[Dataset entries]
+ + + +

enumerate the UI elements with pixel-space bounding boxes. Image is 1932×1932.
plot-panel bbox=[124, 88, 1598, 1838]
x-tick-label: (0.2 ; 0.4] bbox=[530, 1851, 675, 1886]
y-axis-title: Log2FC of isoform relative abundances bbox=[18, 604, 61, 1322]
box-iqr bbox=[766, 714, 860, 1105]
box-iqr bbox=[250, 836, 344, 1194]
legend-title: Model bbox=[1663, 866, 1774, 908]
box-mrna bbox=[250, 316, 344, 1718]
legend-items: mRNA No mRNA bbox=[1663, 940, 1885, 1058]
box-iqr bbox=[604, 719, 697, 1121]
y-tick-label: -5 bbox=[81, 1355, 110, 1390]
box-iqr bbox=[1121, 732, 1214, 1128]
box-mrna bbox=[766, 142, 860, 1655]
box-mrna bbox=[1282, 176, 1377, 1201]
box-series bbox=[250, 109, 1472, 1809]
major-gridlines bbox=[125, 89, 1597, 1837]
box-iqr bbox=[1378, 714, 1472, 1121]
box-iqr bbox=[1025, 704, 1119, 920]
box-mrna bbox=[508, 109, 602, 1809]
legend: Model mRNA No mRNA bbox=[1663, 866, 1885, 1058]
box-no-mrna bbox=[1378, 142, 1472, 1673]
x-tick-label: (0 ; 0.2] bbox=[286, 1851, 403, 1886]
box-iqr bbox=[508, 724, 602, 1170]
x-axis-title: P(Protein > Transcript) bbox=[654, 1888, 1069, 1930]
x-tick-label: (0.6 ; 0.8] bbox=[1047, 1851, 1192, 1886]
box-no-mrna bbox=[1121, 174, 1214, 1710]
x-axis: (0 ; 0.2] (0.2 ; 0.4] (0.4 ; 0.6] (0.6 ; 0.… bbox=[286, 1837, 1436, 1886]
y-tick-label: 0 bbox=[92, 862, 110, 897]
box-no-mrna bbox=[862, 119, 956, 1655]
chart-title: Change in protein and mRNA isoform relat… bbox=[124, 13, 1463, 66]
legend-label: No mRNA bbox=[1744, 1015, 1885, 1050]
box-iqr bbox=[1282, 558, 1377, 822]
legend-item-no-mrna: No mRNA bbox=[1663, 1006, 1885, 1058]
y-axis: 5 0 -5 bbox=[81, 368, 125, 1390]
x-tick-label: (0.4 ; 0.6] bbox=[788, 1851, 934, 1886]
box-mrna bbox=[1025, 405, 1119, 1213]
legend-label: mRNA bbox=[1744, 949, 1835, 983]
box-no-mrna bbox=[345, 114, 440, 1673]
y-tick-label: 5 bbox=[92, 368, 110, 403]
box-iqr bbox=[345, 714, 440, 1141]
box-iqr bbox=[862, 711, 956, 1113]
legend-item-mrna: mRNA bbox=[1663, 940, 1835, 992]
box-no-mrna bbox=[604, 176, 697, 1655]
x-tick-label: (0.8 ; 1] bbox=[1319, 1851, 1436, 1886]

+ + + +

● **Your instructions**
Output the records above, each one exactly, with none left out.

● **Task solution**
enumerate the UI elements with pixel-space bounding boxes. Image is 1932×1932.
plot-panel bbox=[124, 88, 1598, 1838]
x-tick-label: (0.2 ; 0.4] bbox=[530, 1851, 675, 1886]
y-axis-title: Log2FC of isoform relative abundances bbox=[18, 604, 61, 1322]
box-iqr bbox=[766, 714, 860, 1105]
box-iqr bbox=[250, 836, 344, 1194]
legend-title: Model bbox=[1663, 866, 1774, 908]
box-mrna bbox=[250, 316, 344, 1718]
legend-items: mRNA No mRNA bbox=[1663, 940, 1885, 1058]
box-iqr bbox=[604, 719, 697, 1121]
y-tick-label: -5 bbox=[81, 1355, 110, 1390]
box-iqr bbox=[1121, 732, 1214, 1128]
box-mrna bbox=[766, 142, 860, 1655]
box-mrna bbox=[1282, 176, 1377, 1201]
box-series bbox=[250, 109, 1472, 1809]
major-gridlines bbox=[125, 89, 1597, 1837]
box-iqr bbox=[1378, 714, 1472, 1121]
box-iqr bbox=[1025, 704, 1119, 920]
box-mrna bbox=[508, 109, 602, 1809]
legend: Model mRNA No mRNA bbox=[1663, 866, 1885, 1058]
box-no-mrna bbox=[1378, 142, 1472, 1673]
x-tick-label: (0 ; 0.2] bbox=[286, 1851, 403, 1886]
box-iqr bbox=[508, 724, 602, 1170]
x-axis-title: P(Protein > Transcript) bbox=[654, 1888, 1069, 1930]
x-tick-label: (0.6 ; 0.8] bbox=[1047, 1851, 1192, 1886]
box-no-mrna bbox=[1121, 174, 1214, 1710]
x-axis: (0 ; 0.2] (0.2 ; 0.4] (0.4 ; 0.6] (0.6 ; 0.… bbox=[286, 1837, 1436, 1886]
y-tick-label: 0 bbox=[92, 862, 110, 897]
box-no-mrna bbox=[862, 119, 956, 1655]
chart-title: Change in protein and mRNA isoform relat… bbox=[124, 13, 1463, 66]
legend-label: No mRNA bbox=[1744, 1015, 1885, 1050]
box-iqr bbox=[1282, 558, 1377, 822]
legend-item-no-mrna: No mRNA bbox=[1663, 1006, 1885, 1058]
y-axis: 5 0 -5 bbox=[81, 368, 125, 1390]
x-tick-label: (0.4 ; 0.6] bbox=[788, 1851, 934, 1886]
box-mrna bbox=[1025, 405, 1119, 1213]
legend-label: mRNA bbox=[1744, 949, 1835, 983]
box-no-mrna bbox=[345, 114, 440, 1673]
y-tick-label: 5 bbox=[92, 368, 110, 403]
box-iqr bbox=[345, 714, 440, 1141]
box-iqr bbox=[862, 711, 956, 1113]
legend-item-mrna: mRNA bbox=[1663, 940, 1835, 992]
box-no-mrna bbox=[604, 176, 697, 1655]
x-tick-label: (0.8 ; 1] bbox=[1319, 1851, 1436, 1886]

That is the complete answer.